# Work required:
Copy out each line of the material below with no changes.

# Supplied records:
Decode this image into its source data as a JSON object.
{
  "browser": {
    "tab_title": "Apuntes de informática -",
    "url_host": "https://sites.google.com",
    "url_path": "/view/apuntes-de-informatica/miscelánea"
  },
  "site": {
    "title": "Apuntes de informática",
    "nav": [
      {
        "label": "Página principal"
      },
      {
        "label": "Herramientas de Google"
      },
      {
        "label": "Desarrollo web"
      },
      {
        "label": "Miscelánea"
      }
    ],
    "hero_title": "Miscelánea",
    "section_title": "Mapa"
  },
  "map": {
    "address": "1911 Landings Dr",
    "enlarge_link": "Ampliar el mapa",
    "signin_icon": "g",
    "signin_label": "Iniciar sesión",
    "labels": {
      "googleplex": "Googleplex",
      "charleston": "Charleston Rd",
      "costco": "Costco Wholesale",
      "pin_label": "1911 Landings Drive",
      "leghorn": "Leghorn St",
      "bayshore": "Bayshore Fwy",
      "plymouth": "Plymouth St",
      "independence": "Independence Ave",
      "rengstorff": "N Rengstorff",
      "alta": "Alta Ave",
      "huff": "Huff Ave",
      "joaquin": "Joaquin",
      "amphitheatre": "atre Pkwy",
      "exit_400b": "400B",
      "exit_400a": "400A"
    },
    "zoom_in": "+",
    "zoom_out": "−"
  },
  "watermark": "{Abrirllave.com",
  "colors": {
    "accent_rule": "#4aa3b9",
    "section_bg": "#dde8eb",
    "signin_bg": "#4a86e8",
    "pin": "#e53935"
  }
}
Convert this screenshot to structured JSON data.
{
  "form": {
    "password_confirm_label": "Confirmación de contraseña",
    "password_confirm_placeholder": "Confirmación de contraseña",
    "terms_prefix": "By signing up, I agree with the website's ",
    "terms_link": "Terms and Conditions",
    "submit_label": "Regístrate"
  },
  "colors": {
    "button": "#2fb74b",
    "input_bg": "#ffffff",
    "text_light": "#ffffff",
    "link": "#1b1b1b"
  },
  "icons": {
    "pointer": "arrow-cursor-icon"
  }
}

# Correct output:
Decode this image into its source data as a JSON object.
{
  "browser": {
    "tab_title": "Apuntes de informática -",
    "url_host": "https://sites.google.com",
    "url_path": "/view/apuntes-de-informatica/miscelánea"
  },
  "site": {
    "title": "Apuntes de informática",
    "nav": [
      {
        "label": "Página principal"
      },
      {
        "label": "Herramientas de Google"
      },
      {
        "label": "Desarrollo web"
      },
      {
        "label": "Miscelánea"
      }
    ],
    "hero_title": "Miscelánea",
    "section_title": "Mapa"
  },
  "map": {
    "address": "1911 Landings Dr",
    "enlarge_link": "Ampliar el mapa",
    "signin_icon": "g",
    "signin_label": "Iniciar sesión",
    "labels": {
      "googleplex": "Googleplex",
      "charleston": "Charleston Rd",
      "costco": "Costco Wholesale",
      "pin_label": "1911 Landings Drive",
      "leghorn": "Leghorn St",
      "bayshore": "Bayshore Fwy",
      "plymouth": "Plymouth St",
      "independence": "Independence Ave",
      "rengstorff": "N Rengstorff",
      "alta": "Alta Ave",
      "huff": "Huff Ave",
      "joaquin": "Joaquin",
      "amphitheatre": "atre Pkwy",
      "exit_400b": "400B",
      "exit_400a": "400A"
    },
    "zoom_in": "+",
    "zoom_out": "−"
  },
  "watermark": "{Abrirllave.com",
  "colors": {
    "accent_rule": "#4aa3b9",
    "section_bg": "#dde8eb",
    "signin_bg": "#4a86e8",
    "pin": "#e53935"
  }
}
Convert this screenshot to structured JSON data.
{
  "form": {
    "password_confirm_label": "Confirmación de contraseña",
    "password_confirm_placeholder": "Confirmación de contraseña",
    "terms_prefix": "By signing up, I agree with the website's ",
    "terms_link": "Terms and Conditions",
    "submit_label": "Regístrate"
  },
  "colors": {
    "button": "#2fb74b",
    "input_bg": "#ffffff",
    "text_light": "#ffffff",
    "link": "#1b1b1b"
  },
  "icons": {
    "pointer": "arrow-cursor-icon"
  }
}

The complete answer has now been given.